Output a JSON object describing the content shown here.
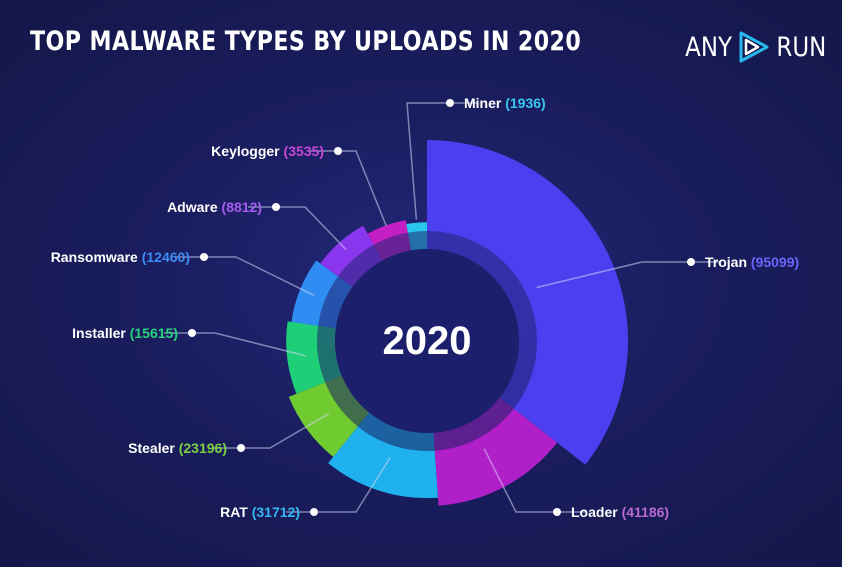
{
  "title": "TOP MALWARE TYPES BY UPLOADS IN 2020",
  "logo": {
    "left": "ANY",
    "right": "RUN"
  },
  "chart_data": {
    "type": "pie",
    "title": "TOP MALWARE TYPES BY UPLOADS IN 2020",
    "center_label": "2020",
    "categories": [
      "Trojan",
      "Loader",
      "RAT",
      "Stealer",
      "Installer",
      "Ransomware",
      "Adware",
      "Keylogger",
      "Miner"
    ],
    "values": [
      95099,
      41186,
      31712,
      23196,
      15615,
      12460,
      8812,
      3535,
      1936
    ],
    "colors": [
      "#4b3fef",
      "#b01fc8",
      "#1fb1ee",
      "#6fcb30",
      "#1fcf78",
      "#2f8cf3",
      "#8a35ee",
      "#c31fc4",
      "#28c7ee"
    ],
    "label_colors": [
      "#6c63ff",
      "#b86ad1",
      "#35b8f0",
      "#7ad142",
      "#28d37e",
      "#3f8cf4",
      "#a55cf2",
      "#c64ad6",
      "#39c6ef"
    ]
  }
}
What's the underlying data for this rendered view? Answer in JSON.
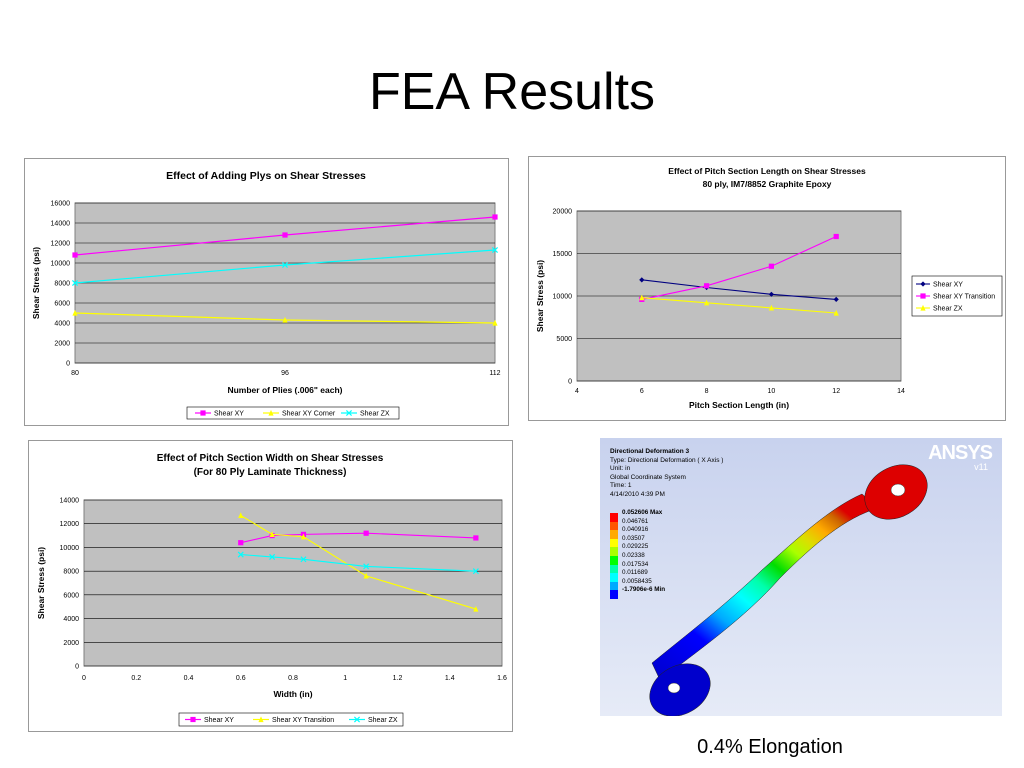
{
  "slide": {
    "title": "FEA Results",
    "caption": "0.4% Elongation"
  },
  "colors": {
    "plot_area": "#c0c0c0",
    "grid": "#000000",
    "magenta": "#ff00ff",
    "yellow": "#ffff00",
    "cyan": "#00ffff",
    "navy": "#000080",
    "ansys_bg_top": "#c8d2ee",
    "ansys_bg_bottom": "#e6ebf7"
  },
  "chart_data": [
    {
      "type": "line",
      "title": "Effect of Adding Plys on Shear Stresses",
      "subtitle": "",
      "xlabel": "Number of Plies (.006\" each)",
      "ylabel": "Shear Stress (psi)",
      "x_categories": [
        "80",
        "96",
        "112"
      ],
      "ylim": [
        0,
        16000
      ],
      "yticks": [
        0,
        2000,
        4000,
        6000,
        8000,
        10000,
        12000,
        14000,
        16000
      ],
      "grid": true,
      "legend": "bottom",
      "series": [
        {
          "name": "Shear XY",
          "color": "#ff00ff",
          "marker": "square",
          "x": [
            80,
            96,
            112
          ],
          "values": [
            10800,
            12800,
            14600
          ]
        },
        {
          "name": "Shear XY Corner",
          "color": "#ffff00",
          "marker": "triangle",
          "x": [
            80,
            96,
            112
          ],
          "values": [
            5000,
            4300,
            4000
          ]
        },
        {
          "name": "Shear ZX",
          "color": "#00ffff",
          "marker": "x",
          "x": [
            80,
            96,
            112
          ],
          "values": [
            8000,
            9800,
            11300
          ]
        }
      ]
    },
    {
      "type": "line",
      "title": "Effect of Pitch Section Length on Shear Stresses",
      "subtitle": "80 ply, IM7/8852 Graphite Epoxy",
      "xlabel": "Pitch Section Length (in)",
      "ylabel": "Shear Stress (psi)",
      "xlim": [
        4,
        14
      ],
      "xticks": [
        4,
        6,
        8,
        10,
        12,
        14
      ],
      "ylim": [
        0,
        20000
      ],
      "yticks": [
        0,
        5000,
        10000,
        15000,
        20000
      ],
      "grid": true,
      "legend": "right",
      "series": [
        {
          "name": "Shear XY",
          "color": "#000080",
          "marker": "diamond",
          "x": [
            6,
            8,
            10,
            12
          ],
          "values": [
            11900,
            11000,
            10200,
            9600
          ]
        },
        {
          "name": "Shear XY Transition",
          "color": "#ff00ff",
          "marker": "square",
          "x": [
            6,
            8,
            10,
            12
          ],
          "values": [
            9600,
            11200,
            13500,
            17000
          ]
        },
        {
          "name": "Shear ZX",
          "color": "#ffff00",
          "marker": "triangle",
          "x": [
            6,
            8,
            10,
            12
          ],
          "values": [
            9800,
            9200,
            8600,
            8000
          ]
        }
      ]
    },
    {
      "type": "line",
      "title": "Effect of Pitch Section Width on Shear Stresses",
      "subtitle": "(For 80 Ply Laminate Thickness)",
      "xlabel": "Width (in)",
      "ylabel": "Shear Stress (psi)",
      "xlim": [
        0,
        1.6
      ],
      "xticks": [
        0,
        0.2,
        0.4,
        0.6,
        0.8,
        1,
        1.2,
        1.4,
        1.6
      ],
      "ylim": [
        0,
        14000
      ],
      "yticks": [
        0,
        2000,
        4000,
        6000,
        8000,
        10000,
        12000,
        14000
      ],
      "grid": true,
      "legend": "bottom",
      "series": [
        {
          "name": "Shear XY",
          "color": "#ff00ff",
          "marker": "square",
          "x": [
            0.6,
            0.72,
            0.84,
            1.08,
            1.5
          ],
          "values": [
            10400,
            11000,
            11100,
            11200,
            10800
          ]
        },
        {
          "name": "Shear XY Transition",
          "color": "#ffff00",
          "marker": "triangle",
          "x": [
            0.6,
            0.72,
            0.84,
            1.08,
            1.5
          ],
          "values": [
            12700,
            11100,
            10900,
            7600,
            4800
          ]
        },
        {
          "name": "Shear ZX",
          "color": "#00ffff",
          "marker": "x",
          "x": [
            0.6,
            0.72,
            0.84,
            1.08,
            1.5
          ],
          "values": [
            9400,
            9200,
            9000,
            8400,
            8000
          ]
        }
      ]
    }
  ],
  "ansys": {
    "logo": "ANSYS",
    "version": "v11",
    "title": "Directional Deformation 3",
    "type": "Type: Directional Deformation ( X Axis )",
    "unit": "Unit: in",
    "coordinate": "Global Coordinate System",
    "time": "Time: 1",
    "date": "4/14/2010 4:39 PM",
    "legend": [
      {
        "label": "0.052606 Max",
        "color": "#ff0000",
        "bold": true
      },
      {
        "label": "0.046761",
        "color": "#ff5500",
        "bold": false
      },
      {
        "label": "0.040916",
        "color": "#ffaa00",
        "bold": false
      },
      {
        "label": "0.03507",
        "color": "#ffff00",
        "bold": false
      },
      {
        "label": "0.029225",
        "color": "#aaff00",
        "bold": false
      },
      {
        "label": "0.02338",
        "color": "#00ff00",
        "bold": false
      },
      {
        "label": "0.017534",
        "color": "#00ffaa",
        "bold": false
      },
      {
        "label": "0.011689",
        "color": "#00ffff",
        "bold": false
      },
      {
        "label": "0.0058435",
        "color": "#00aaff",
        "bold": false
      },
      {
        "label": "-1.7906e-6 Min",
        "color": "#0000ff",
        "bold": true
      }
    ]
  }
}
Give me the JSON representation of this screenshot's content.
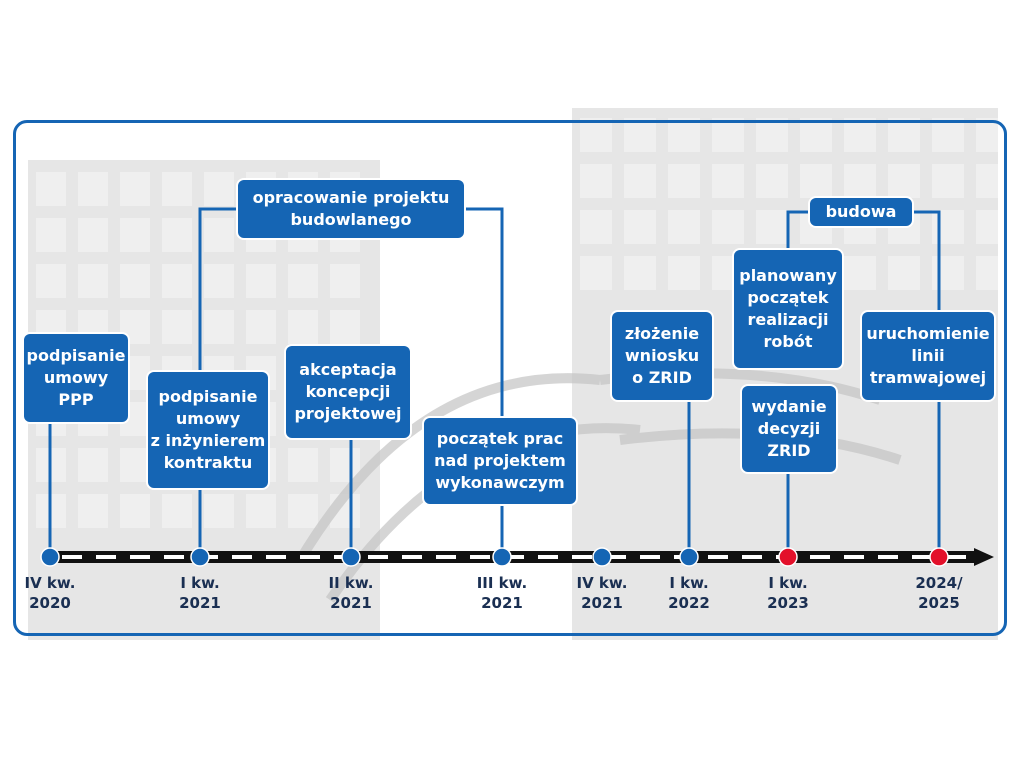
{
  "events": [
    {
      "id": "ppp",
      "text": "podpisanie\numowy\nPPP"
    },
    {
      "id": "engineer",
      "text": "podpisanie\numowy\nz inżynierem\nkontraktu"
    },
    {
      "id": "design",
      "text": "opracowanie projektu\nbudowlanego"
    },
    {
      "id": "concept",
      "text": "akceptacja\nkoncepcji\nprojektowej"
    },
    {
      "id": "exec",
      "text": "początek prac\nnad projektem\nwykonawczym"
    },
    {
      "id": "zrid-app",
      "text": "złożenie\nwniosku\no ZRID"
    },
    {
      "id": "construction",
      "text": "budowa"
    },
    {
      "id": "start",
      "text": "planowany\npoczątek\nrealizacji\nrobót"
    },
    {
      "id": "zrid",
      "text": "wydanie\ndecyzji\nZRID"
    },
    {
      "id": "launch",
      "text": "uruchomienie\nlinii\ntramwajowej"
    }
  ],
  "ticks": [
    {
      "text": "IV kw.\n2020",
      "marker": "blue"
    },
    {
      "text": "I kw.\n2021",
      "marker": "blue"
    },
    {
      "text": "II kw.\n2021",
      "marker": "blue"
    },
    {
      "text": "III kw.\n2021",
      "marker": "blue"
    },
    {
      "text": "IV kw.\n2021",
      "marker": "blue"
    },
    {
      "text": "I kw.\n2022",
      "marker": "blue"
    },
    {
      "text": "I kw.\n2023",
      "marker": "red"
    },
    {
      "text": "2024/\n2025",
      "marker": "red"
    }
  ],
  "colors": {
    "box": "#1565b4",
    "marker_blue": "#1565b4",
    "marker_red": "#e3102a",
    "axis": "#111111",
    "background_art": "#d2d2d2"
  }
}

----

### PROBLEM STATEMENT
Only the number is wanted: how many lines of the data contain the word "Section"?

### SOLVED EXERCISE
3